Stored entries
____
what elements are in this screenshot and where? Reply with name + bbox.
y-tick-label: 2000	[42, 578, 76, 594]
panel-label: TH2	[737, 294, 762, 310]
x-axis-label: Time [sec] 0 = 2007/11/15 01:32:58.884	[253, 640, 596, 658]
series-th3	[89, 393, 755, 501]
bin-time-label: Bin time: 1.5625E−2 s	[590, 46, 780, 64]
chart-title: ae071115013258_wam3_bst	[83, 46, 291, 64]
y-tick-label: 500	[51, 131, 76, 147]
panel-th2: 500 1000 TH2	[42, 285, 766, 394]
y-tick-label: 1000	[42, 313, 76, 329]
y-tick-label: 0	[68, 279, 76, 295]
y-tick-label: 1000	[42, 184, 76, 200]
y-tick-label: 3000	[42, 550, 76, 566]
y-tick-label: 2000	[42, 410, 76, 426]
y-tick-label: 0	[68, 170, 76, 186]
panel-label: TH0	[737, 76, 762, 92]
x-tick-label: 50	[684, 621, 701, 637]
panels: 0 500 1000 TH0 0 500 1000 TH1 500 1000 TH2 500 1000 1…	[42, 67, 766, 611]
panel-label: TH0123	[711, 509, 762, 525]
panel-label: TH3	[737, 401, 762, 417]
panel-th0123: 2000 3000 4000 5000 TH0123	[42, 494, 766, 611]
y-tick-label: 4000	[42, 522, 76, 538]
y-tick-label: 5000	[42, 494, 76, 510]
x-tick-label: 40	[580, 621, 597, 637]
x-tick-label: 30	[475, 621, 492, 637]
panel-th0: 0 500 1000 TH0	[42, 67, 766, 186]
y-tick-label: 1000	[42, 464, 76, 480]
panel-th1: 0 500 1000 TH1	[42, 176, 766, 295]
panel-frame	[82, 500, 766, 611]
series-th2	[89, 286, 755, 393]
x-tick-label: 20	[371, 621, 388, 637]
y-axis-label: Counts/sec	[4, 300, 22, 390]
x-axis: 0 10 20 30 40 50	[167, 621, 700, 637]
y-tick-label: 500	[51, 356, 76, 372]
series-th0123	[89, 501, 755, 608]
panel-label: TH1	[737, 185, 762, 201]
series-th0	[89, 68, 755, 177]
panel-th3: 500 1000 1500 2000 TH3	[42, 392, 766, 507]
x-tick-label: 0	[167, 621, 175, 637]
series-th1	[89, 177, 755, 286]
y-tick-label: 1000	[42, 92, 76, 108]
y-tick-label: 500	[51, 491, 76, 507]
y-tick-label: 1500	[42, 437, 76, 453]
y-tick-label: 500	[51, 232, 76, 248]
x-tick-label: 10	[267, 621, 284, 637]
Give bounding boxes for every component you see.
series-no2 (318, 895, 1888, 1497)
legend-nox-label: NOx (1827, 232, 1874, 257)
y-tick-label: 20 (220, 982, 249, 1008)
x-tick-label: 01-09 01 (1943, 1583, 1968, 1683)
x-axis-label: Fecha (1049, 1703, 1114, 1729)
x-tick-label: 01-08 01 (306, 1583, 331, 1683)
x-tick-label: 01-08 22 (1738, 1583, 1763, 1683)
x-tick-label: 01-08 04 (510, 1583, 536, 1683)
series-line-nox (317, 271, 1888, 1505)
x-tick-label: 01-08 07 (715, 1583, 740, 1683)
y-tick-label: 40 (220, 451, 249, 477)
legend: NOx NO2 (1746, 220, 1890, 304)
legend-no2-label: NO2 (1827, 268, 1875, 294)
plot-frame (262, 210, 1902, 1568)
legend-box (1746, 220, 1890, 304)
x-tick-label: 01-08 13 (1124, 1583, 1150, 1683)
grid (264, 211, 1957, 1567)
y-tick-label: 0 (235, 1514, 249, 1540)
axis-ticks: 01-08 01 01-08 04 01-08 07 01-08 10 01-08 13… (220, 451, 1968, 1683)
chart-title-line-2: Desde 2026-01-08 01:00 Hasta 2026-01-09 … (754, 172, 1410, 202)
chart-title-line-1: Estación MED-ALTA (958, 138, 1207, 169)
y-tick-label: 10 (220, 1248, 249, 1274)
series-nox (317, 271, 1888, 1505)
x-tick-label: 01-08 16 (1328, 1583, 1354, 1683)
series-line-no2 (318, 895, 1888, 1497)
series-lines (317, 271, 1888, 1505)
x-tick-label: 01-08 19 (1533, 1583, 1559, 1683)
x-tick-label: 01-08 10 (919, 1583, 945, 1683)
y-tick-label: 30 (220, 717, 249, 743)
____
• _Aim of the task_
Reproduce every line of the material above word for word.

• _Solution_
what elements are in this screenshot and where? Reply with name + bbox.
y-tick-label: 2000	[42, 578, 76, 594]
panel-label: TH2	[737, 294, 762, 310]
x-axis-label: Time [sec] 0 = 2007/11/15 01:32:58.884	[253, 640, 596, 658]
series-th3	[89, 393, 755, 501]
bin-time-label: Bin time: 1.5625E−2 s	[590, 46, 780, 64]
chart-title: ae071115013258_wam3_bst	[83, 46, 291, 64]
y-tick-label: 500	[51, 131, 76, 147]
panel-th2: 500 1000 TH2	[42, 285, 766, 394]
y-tick-label: 1000	[42, 313, 76, 329]
y-tick-label: 0	[68, 279, 76, 295]
y-tick-label: 1000	[42, 184, 76, 200]
y-tick-label: 3000	[42, 550, 76, 566]
y-tick-label: 2000	[42, 410, 76, 426]
y-tick-label: 0	[68, 170, 76, 186]
panel-label: TH0	[737, 76, 762, 92]
x-tick-label: 50	[684, 621, 701, 637]
panels: 0 500 1000 TH0 0 500 1000 TH1 500 1000 TH2 500 1000 1…	[42, 67, 766, 611]
panel-label: TH0123	[711, 509, 762, 525]
panel-label: TH3	[737, 401, 762, 417]
panel-th0123: 2000 3000 4000 5000 TH0123	[42, 494, 766, 611]
y-tick-label: 4000	[42, 522, 76, 538]
y-tick-label: 5000	[42, 494, 76, 510]
x-tick-label: 40	[580, 621, 597, 637]
x-tick-label: 30	[475, 621, 492, 637]
panel-th0: 0 500 1000 TH0	[42, 67, 766, 186]
y-tick-label: 1000	[42, 464, 76, 480]
panel-th1: 0 500 1000 TH1	[42, 176, 766, 295]
panel-frame	[82, 500, 766, 611]
series-th2	[89, 286, 755, 393]
x-tick-label: 20	[371, 621, 388, 637]
y-axis-label: Counts/sec	[4, 300, 22, 390]
x-axis: 0 10 20 30 40 50	[167, 621, 700, 637]
y-tick-label: 500	[51, 356, 76, 372]
series-th0123	[89, 501, 755, 608]
panel-label: TH1	[737, 185, 762, 201]
series-th0	[89, 68, 755, 177]
panel-th3: 500 1000 1500 2000 TH3	[42, 392, 766, 507]
x-tick-label: 0	[167, 621, 175, 637]
series-th1	[89, 177, 755, 286]
y-tick-label: 1000	[42, 92, 76, 108]
y-tick-label: 500	[51, 491, 76, 507]
y-tick-label: 1500	[42, 437, 76, 453]
y-tick-label: 500	[51, 232, 76, 248]
x-tick-label: 10	[267, 621, 284, 637]
Give bounding boxes for every component you see.
series-no2 (318, 895, 1888, 1497)
legend-nox-label: NOx (1827, 232, 1874, 257)
y-tick-label: 20 (220, 982, 249, 1008)
x-tick-label: 01-09 01 (1943, 1583, 1968, 1683)
x-axis-label: Fecha (1049, 1703, 1114, 1729)
x-tick-label: 01-08 01 (306, 1583, 331, 1683)
x-tick-label: 01-08 22 (1738, 1583, 1763, 1683)
x-tick-label: 01-08 04 (510, 1583, 536, 1683)
series-line-nox (317, 271, 1888, 1505)
x-tick-label: 01-08 07 (715, 1583, 740, 1683)
y-tick-label: 40 (220, 451, 249, 477)
legend: NOx NO2 (1746, 220, 1890, 304)
legend-no2-label: NO2 (1827, 268, 1875, 294)
plot-frame (262, 210, 1902, 1568)
legend-box (1746, 220, 1890, 304)
x-tick-label: 01-08 13 (1124, 1583, 1150, 1683)
grid (264, 211, 1957, 1567)
y-tick-label: 0 (235, 1514, 249, 1540)
axis-ticks: 01-08 01 01-08 04 01-08 07 01-08 10 01-08 13… (220, 451, 1968, 1683)
chart-title-line-2: Desde 2026-01-08 01:00 Hasta 2026-01-09 … (754, 172, 1410, 202)
chart-title-line-1: Estación MED-ALTA (958, 138, 1207, 169)
y-tick-label: 10 (220, 1248, 249, 1274)
series-nox (317, 271, 1888, 1505)
x-tick-label: 01-08 16 (1328, 1583, 1354, 1683)
series-line-no2 (318, 895, 1888, 1497)
series-lines (317, 271, 1888, 1505)
x-tick-label: 01-08 19 (1533, 1583, 1559, 1683)
x-tick-label: 01-08 10 (919, 1583, 945, 1683)
y-tick-label: 30 (220, 717, 249, 743)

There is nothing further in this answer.